--- The problem ---
Omit every picture and output the rest of the records exactly as they are.

Data records:
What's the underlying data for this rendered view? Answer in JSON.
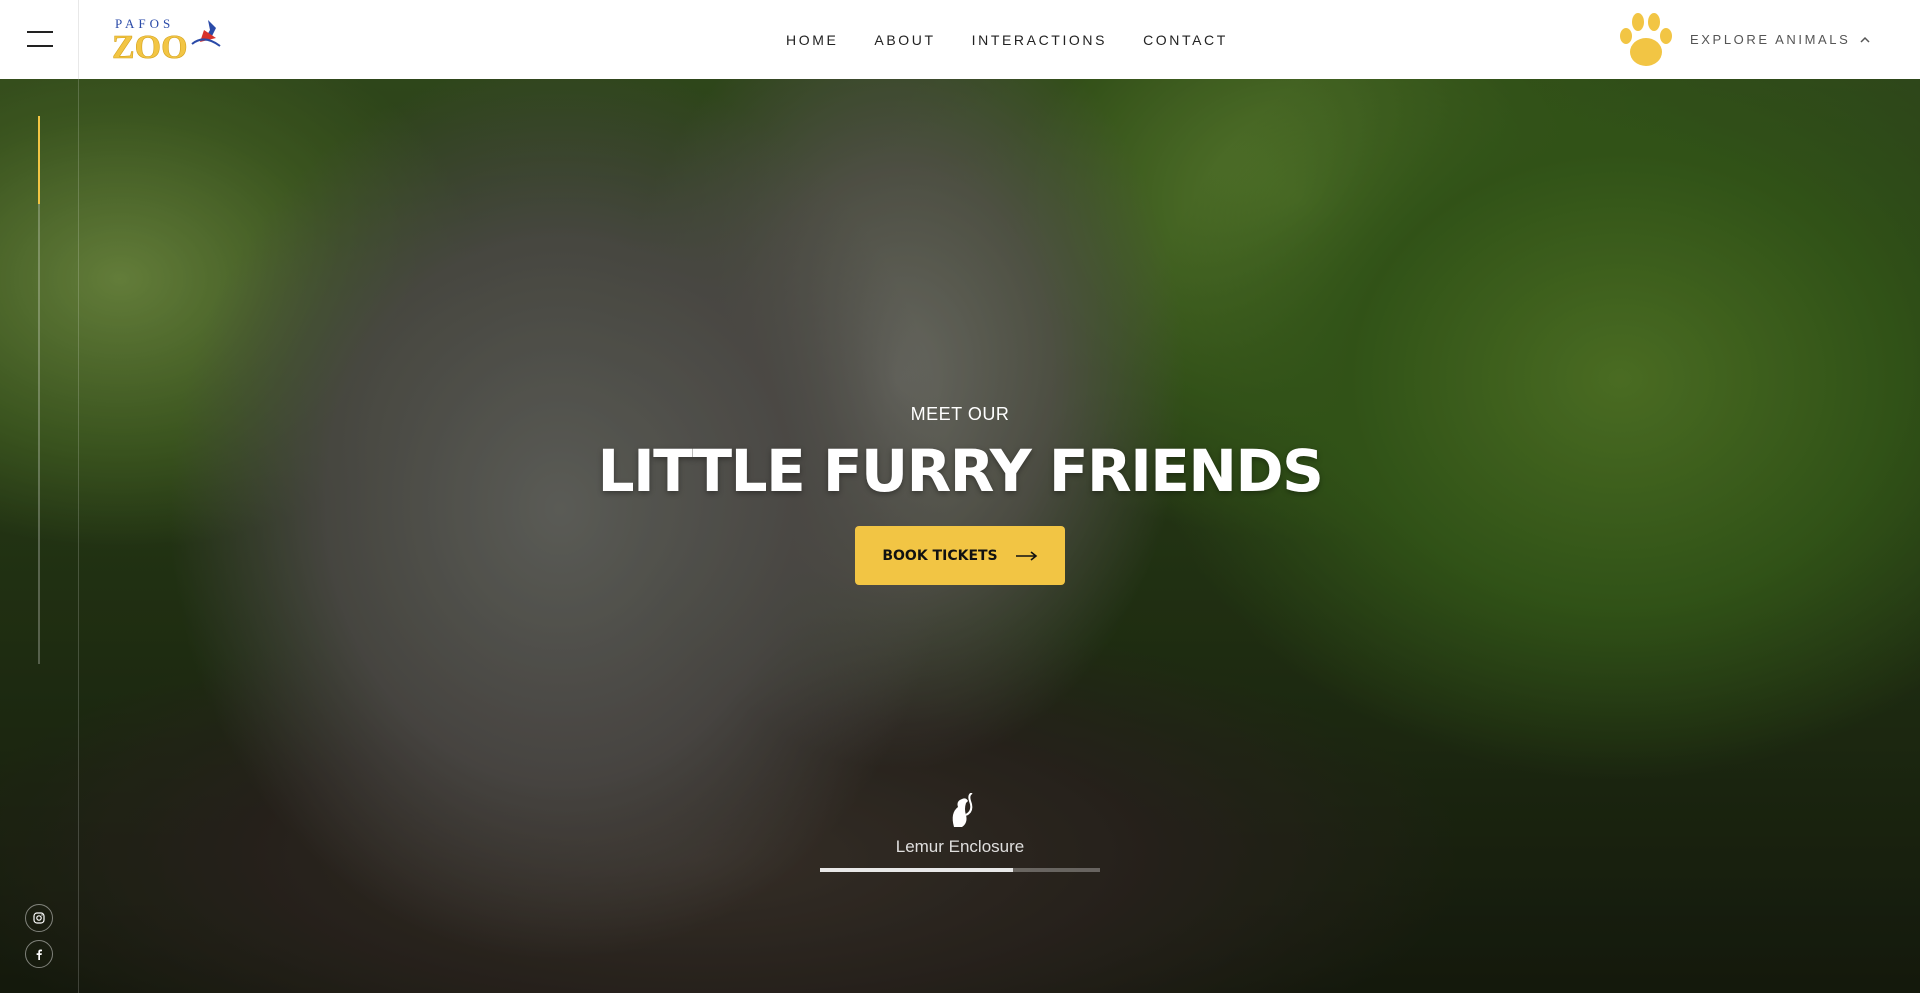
{
  "header": {
    "logo": {
      "top_text": "PAFOS",
      "main_text": "ZOO"
    },
    "nav": [
      "HOME",
      "ABOUT",
      "INTERACTIONS",
      "CONTACT"
    ],
    "explore_label": "EXPLORE ANIMALS",
    "icons": {
      "menu": "hamburger-icon",
      "paw": "paw-icon",
      "chevron": "chevron-up-icon"
    }
  },
  "hero": {
    "eyebrow": "MEET OUR",
    "headline": "LITTLE FURRY FRIENDS",
    "cta_label": "BOOK TICKETS",
    "enclosure_label": "Lemur Enclosure",
    "vertical_progress": 0.16,
    "slide_progress": 0.69
  },
  "social": [
    "instagram-icon",
    "facebook-icon"
  ],
  "colors": {
    "accent": "#f2c544",
    "header_bg": "#ffffff",
    "nav_text": "#222222"
  }
}
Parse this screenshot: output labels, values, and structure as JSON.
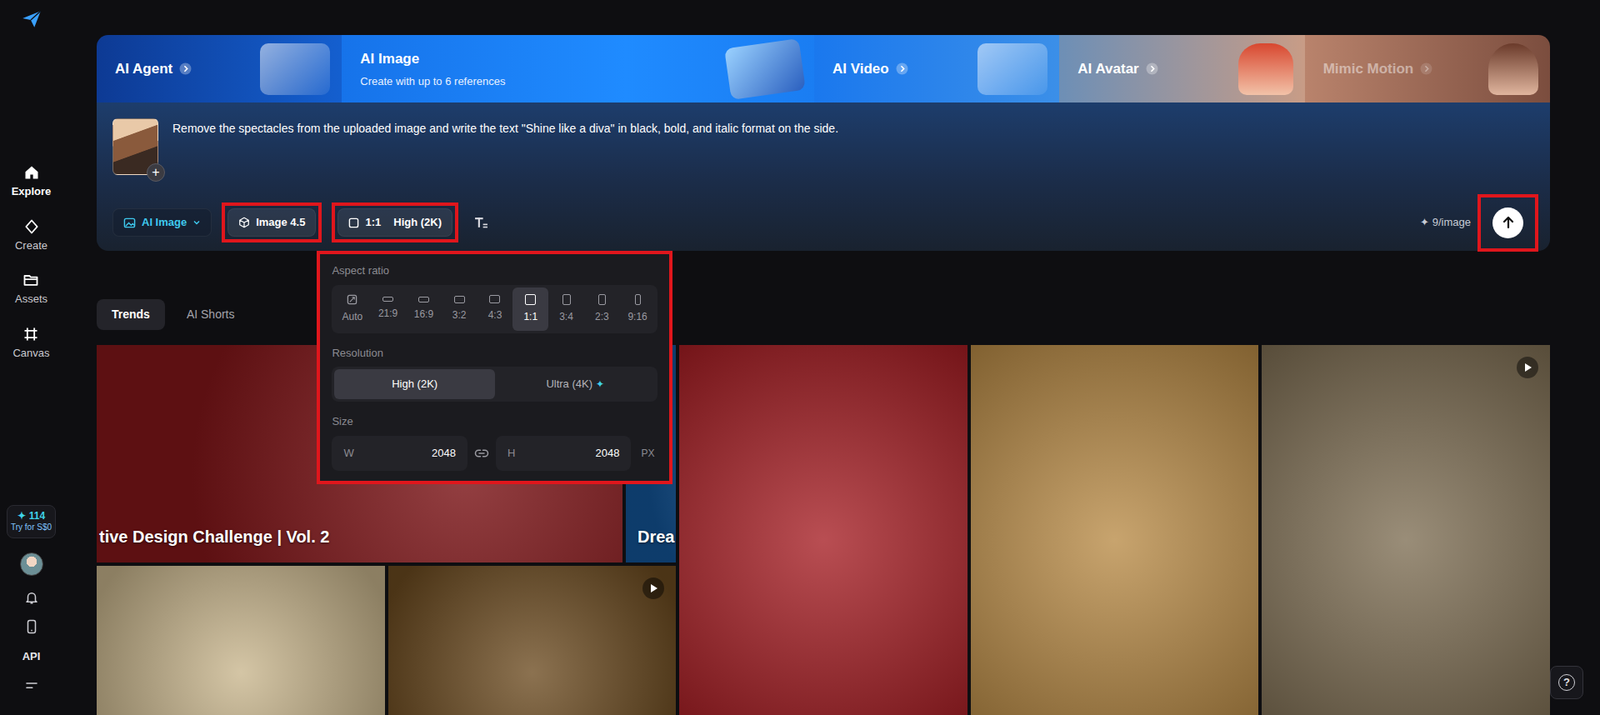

--- Solved problem ---
What's the underlying data for this rendered view? Answer in JSON.
{
  "header": {
    "logo": {
      "top_text": "PAFOS",
      "main_text": "ZOO"
    },
    "nav": [
      "HOME",
      "ABOUT",
      "INTERACTIONS",
      "CONTACT"
    ],
    "explore_label": "EXPLORE ANIMALS",
    "icons": {
      "menu": "hamburger-icon",
      "paw": "paw-icon",
      "chevron": "chevron-up-icon"
    }
  },
  "hero": {
    "eyebrow": "MEET OUR",
    "headline": "LITTLE FURRY FRIENDS",
    "cta_label": "BOOK TICKETS",
    "enclosure_label": "Lemur Enclosure",
    "vertical_progress": 0.16,
    "slide_progress": 0.69
  },
  "social": [
    "instagram-icon",
    "facebook-icon"
  ],
  "colors": {
    "accent": "#f2c544",
    "header_bg": "#ffffff",
    "nav_text": "#222222"
  }
}
Parse this screenshot: output labels, values, and structure as JSON.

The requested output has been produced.